AIM OF THE EXERCISE
Set down each entry from the block beneath, exactly as written.

DATASET RECORDS
§ §
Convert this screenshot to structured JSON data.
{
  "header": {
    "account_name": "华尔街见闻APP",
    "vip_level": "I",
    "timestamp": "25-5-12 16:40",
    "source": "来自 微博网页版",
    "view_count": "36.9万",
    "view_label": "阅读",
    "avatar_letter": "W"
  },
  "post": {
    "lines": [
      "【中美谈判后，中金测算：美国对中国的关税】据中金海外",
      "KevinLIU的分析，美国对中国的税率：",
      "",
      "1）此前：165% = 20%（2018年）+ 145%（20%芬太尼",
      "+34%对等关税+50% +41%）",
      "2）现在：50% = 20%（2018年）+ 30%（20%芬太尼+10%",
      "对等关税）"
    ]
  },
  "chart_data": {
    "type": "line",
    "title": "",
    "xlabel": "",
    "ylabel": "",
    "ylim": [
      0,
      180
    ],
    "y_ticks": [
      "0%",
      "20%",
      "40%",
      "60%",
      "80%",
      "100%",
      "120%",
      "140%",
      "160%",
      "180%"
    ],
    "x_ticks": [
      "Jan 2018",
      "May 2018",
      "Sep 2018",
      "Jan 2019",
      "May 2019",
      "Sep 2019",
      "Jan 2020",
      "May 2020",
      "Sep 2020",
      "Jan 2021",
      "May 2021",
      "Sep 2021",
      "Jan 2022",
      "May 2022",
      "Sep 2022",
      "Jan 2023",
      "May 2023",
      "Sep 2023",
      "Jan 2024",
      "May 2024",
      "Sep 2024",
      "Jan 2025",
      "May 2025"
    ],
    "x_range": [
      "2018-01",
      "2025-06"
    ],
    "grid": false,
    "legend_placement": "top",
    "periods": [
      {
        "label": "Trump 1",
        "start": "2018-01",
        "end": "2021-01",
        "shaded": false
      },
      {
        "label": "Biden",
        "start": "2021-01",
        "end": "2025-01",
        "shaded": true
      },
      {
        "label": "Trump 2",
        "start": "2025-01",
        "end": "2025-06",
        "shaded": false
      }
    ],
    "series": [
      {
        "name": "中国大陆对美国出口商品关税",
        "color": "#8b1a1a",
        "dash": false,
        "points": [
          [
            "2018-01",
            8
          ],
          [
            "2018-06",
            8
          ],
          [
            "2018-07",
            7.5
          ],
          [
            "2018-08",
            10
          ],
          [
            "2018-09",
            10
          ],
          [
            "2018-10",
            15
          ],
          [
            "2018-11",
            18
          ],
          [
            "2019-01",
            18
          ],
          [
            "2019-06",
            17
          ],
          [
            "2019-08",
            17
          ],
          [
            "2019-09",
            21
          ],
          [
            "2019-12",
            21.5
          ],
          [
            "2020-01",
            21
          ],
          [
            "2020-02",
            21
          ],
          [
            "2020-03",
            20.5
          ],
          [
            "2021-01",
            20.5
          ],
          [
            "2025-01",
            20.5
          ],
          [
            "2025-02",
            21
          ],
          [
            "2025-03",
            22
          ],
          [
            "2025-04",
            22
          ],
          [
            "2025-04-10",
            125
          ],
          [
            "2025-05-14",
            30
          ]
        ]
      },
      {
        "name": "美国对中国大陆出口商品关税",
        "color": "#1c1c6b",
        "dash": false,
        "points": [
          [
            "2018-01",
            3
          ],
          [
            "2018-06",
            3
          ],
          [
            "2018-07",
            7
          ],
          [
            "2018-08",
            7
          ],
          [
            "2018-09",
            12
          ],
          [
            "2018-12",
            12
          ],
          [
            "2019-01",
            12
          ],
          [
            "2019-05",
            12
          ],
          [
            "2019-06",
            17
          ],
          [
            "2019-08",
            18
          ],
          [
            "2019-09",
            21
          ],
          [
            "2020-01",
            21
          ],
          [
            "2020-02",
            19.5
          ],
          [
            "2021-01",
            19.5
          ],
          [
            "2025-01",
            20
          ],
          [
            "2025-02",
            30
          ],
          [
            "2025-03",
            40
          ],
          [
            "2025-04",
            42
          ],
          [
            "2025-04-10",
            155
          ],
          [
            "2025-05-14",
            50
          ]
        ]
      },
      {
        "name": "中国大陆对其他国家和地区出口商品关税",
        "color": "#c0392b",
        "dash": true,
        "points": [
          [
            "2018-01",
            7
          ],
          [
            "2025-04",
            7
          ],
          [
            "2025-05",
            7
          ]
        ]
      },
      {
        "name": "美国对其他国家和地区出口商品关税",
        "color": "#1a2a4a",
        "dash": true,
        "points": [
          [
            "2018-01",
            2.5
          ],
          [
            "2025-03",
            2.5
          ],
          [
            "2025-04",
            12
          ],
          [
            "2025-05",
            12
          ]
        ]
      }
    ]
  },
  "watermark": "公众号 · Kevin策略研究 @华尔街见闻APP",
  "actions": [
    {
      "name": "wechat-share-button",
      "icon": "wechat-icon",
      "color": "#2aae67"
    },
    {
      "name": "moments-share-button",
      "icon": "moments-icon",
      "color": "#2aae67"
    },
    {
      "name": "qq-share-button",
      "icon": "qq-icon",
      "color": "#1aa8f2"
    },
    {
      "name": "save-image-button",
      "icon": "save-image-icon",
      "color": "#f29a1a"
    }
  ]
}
§ §
EXPECTED ANSWER
Convert this screenshot to structured JSON data.
{
  "header": {
    "account_name": "华尔街见闻APP",
    "vip_level": "I",
    "timestamp": "25-5-12 16:40",
    "source": "来自 微博网页版",
    "view_count": "36.9万",
    "view_label": "阅读",
    "avatar_letter": "W"
  },
  "post": {
    "lines": [
      "【中美谈判后，中金测算：美国对中国的关税】据中金海外",
      "KevinLIU的分析，美国对中国的税率：",
      "",
      "1）此前：165% = 20%（2018年）+ 145%（20%芬太尼",
      "+34%对等关税+50% +41%）",
      "2）现在：50% = 20%（2018年）+ 30%（20%芬太尼+10%",
      "对等关税）"
    ]
  },
  "chart_data": {
    "type": "line",
    "title": "",
    "xlabel": "",
    "ylabel": "",
    "ylim": [
      0,
      180
    ],
    "y_ticks": [
      "0%",
      "20%",
      "40%",
      "60%",
      "80%",
      "100%",
      "120%",
      "140%",
      "160%",
      "180%"
    ],
    "x_ticks": [
      "Jan 2018",
      "May 2018",
      "Sep 2018",
      "Jan 2019",
      "May 2019",
      "Sep 2019",
      "Jan 2020",
      "May 2020",
      "Sep 2020",
      "Jan 2021",
      "May 2021",
      "Sep 2021",
      "Jan 2022",
      "May 2022",
      "Sep 2022",
      "Jan 2023",
      "May 2023",
      "Sep 2023",
      "Jan 2024",
      "May 2024",
      "Sep 2024",
      "Jan 2025",
      "May 2025"
    ],
    "x_range": [
      "2018-01",
      "2025-06"
    ],
    "grid": false,
    "legend_placement": "top",
    "periods": [
      {
        "label": "Trump 1",
        "start": "2018-01",
        "end": "2021-01",
        "shaded": false
      },
      {
        "label": "Biden",
        "start": "2021-01",
        "end": "2025-01",
        "shaded": true
      },
      {
        "label": "Trump 2",
        "start": "2025-01",
        "end": "2025-06",
        "shaded": false
      }
    ],
    "series": [
      {
        "name": "中国大陆对美国出口商品关税",
        "color": "#8b1a1a",
        "dash": false,
        "points": [
          [
            "2018-01",
            8
          ],
          [
            "2018-06",
            8
          ],
          [
            "2018-07",
            7.5
          ],
          [
            "2018-08",
            10
          ],
          [
            "2018-09",
            10
          ],
          [
            "2018-10",
            15
          ],
          [
            "2018-11",
            18
          ],
          [
            "2019-01",
            18
          ],
          [
            "2019-06",
            17
          ],
          [
            "2019-08",
            17
          ],
          [
            "2019-09",
            21
          ],
          [
            "2019-12",
            21.5
          ],
          [
            "2020-01",
            21
          ],
          [
            "2020-02",
            21
          ],
          [
            "2020-03",
            20.5
          ],
          [
            "2021-01",
            20.5
          ],
          [
            "2025-01",
            20.5
          ],
          [
            "2025-02",
            21
          ],
          [
            "2025-03",
            22
          ],
          [
            "2025-04",
            22
          ],
          [
            "2025-04-10",
            125
          ],
          [
            "2025-05-14",
            30
          ]
        ]
      },
      {
        "name": "美国对中国大陆出口商品关税",
        "color": "#1c1c6b",
        "dash": false,
        "points": [
          [
            "2018-01",
            3
          ],
          [
            "2018-06",
            3
          ],
          [
            "2018-07",
            7
          ],
          [
            "2018-08",
            7
          ],
          [
            "2018-09",
            12
          ],
          [
            "2018-12",
            12
          ],
          [
            "2019-01",
            12
          ],
          [
            "2019-05",
            12
          ],
          [
            "2019-06",
            17
          ],
          [
            "2019-08",
            18
          ],
          [
            "2019-09",
            21
          ],
          [
            "2020-01",
            21
          ],
          [
            "2020-02",
            19.5
          ],
          [
            "2021-01",
            19.5
          ],
          [
            "2025-01",
            20
          ],
          [
            "2025-02",
            30
          ],
          [
            "2025-03",
            40
          ],
          [
            "2025-04",
            42
          ],
          [
            "2025-04-10",
            155
          ],
          [
            "2025-05-14",
            50
          ]
        ]
      },
      {
        "name": "中国大陆对其他国家和地区出口商品关税",
        "color": "#c0392b",
        "dash": true,
        "points": [
          [
            "2018-01",
            7
          ],
          [
            "2025-04",
            7
          ],
          [
            "2025-05",
            7
          ]
        ]
      },
      {
        "name": "美国对其他国家和地区出口商品关税",
        "color": "#1a2a4a",
        "dash": true,
        "points": [
          [
            "2018-01",
            2.5
          ],
          [
            "2025-03",
            2.5
          ],
          [
            "2025-04",
            12
          ],
          [
            "2025-05",
            12
          ]
        ]
      }
    ]
  },
  "watermark": "公众号 · Kevin策略研究 @华尔街见闻APP",
  "actions": [
    {
      "name": "wechat-share-button",
      "icon": "wechat-icon",
      "color": "#2aae67"
    },
    {
      "name": "moments-share-button",
      "icon": "moments-icon",
      "color": "#2aae67"
    },
    {
      "name": "qq-share-button",
      "icon": "qq-icon",
      "color": "#1aa8f2"
    },
    {
      "name": "save-image-button",
      "icon": "save-image-icon",
      "color": "#f29a1a"
    }
  ]
}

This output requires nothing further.